(Dataset items)
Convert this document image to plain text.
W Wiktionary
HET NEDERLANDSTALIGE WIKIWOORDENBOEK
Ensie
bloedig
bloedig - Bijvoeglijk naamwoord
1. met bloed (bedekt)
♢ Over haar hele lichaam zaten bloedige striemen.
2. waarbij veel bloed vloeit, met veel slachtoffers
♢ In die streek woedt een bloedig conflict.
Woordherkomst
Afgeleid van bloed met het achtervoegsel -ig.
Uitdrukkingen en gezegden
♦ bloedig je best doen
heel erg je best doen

* **Directions**
Count the lines in the records above that hold the word "doen", and give only that number.

* **Answer to the task**
2